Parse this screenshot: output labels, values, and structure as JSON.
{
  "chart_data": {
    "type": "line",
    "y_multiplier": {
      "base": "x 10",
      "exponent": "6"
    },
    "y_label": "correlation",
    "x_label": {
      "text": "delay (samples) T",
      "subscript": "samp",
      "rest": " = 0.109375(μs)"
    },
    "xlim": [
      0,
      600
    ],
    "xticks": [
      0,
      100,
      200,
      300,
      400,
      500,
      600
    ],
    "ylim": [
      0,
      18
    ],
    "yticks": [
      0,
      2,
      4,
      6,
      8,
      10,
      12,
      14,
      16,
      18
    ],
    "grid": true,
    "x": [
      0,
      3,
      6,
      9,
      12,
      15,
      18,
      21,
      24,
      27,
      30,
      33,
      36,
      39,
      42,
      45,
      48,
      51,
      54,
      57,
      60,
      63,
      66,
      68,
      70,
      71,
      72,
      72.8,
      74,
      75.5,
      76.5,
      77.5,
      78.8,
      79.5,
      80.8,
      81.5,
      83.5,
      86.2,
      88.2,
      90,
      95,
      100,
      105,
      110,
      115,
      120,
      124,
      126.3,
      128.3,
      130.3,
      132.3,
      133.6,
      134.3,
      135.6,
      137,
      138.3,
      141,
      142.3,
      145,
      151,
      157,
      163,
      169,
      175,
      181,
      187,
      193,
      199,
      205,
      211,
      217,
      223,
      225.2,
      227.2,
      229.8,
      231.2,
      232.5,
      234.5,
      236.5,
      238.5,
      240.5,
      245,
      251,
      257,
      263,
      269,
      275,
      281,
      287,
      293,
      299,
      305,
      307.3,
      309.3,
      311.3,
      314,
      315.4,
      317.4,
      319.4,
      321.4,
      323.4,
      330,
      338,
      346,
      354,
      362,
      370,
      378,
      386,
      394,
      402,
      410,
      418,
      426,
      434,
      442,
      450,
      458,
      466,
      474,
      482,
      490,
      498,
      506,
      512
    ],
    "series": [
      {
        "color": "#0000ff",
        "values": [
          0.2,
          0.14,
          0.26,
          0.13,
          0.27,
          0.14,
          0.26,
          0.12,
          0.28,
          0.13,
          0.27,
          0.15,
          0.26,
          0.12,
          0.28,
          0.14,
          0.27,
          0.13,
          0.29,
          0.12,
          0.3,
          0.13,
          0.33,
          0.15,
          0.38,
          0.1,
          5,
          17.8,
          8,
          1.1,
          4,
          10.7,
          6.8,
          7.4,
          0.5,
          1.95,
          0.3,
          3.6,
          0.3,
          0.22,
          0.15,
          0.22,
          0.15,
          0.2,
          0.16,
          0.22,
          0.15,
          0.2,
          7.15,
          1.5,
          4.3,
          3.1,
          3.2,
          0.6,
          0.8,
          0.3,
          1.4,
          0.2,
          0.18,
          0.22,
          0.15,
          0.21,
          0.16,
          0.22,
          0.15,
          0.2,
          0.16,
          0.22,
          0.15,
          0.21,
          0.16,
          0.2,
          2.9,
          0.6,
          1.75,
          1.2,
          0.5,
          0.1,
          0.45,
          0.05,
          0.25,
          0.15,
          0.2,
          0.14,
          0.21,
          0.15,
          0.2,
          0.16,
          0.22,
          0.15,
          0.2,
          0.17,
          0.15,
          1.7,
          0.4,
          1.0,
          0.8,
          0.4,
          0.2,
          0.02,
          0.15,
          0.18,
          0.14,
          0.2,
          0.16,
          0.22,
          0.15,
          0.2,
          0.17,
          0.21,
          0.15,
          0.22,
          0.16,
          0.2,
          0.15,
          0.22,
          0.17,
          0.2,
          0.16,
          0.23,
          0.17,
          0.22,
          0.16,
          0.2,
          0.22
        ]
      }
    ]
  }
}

--------------------------------------------------

> TASK OBJECTIVE: Find each line in the records holding the string "values" and show it.

> ANSWER:
Parse this screenshot: output labels, values, and structure as JSON.
        "values": [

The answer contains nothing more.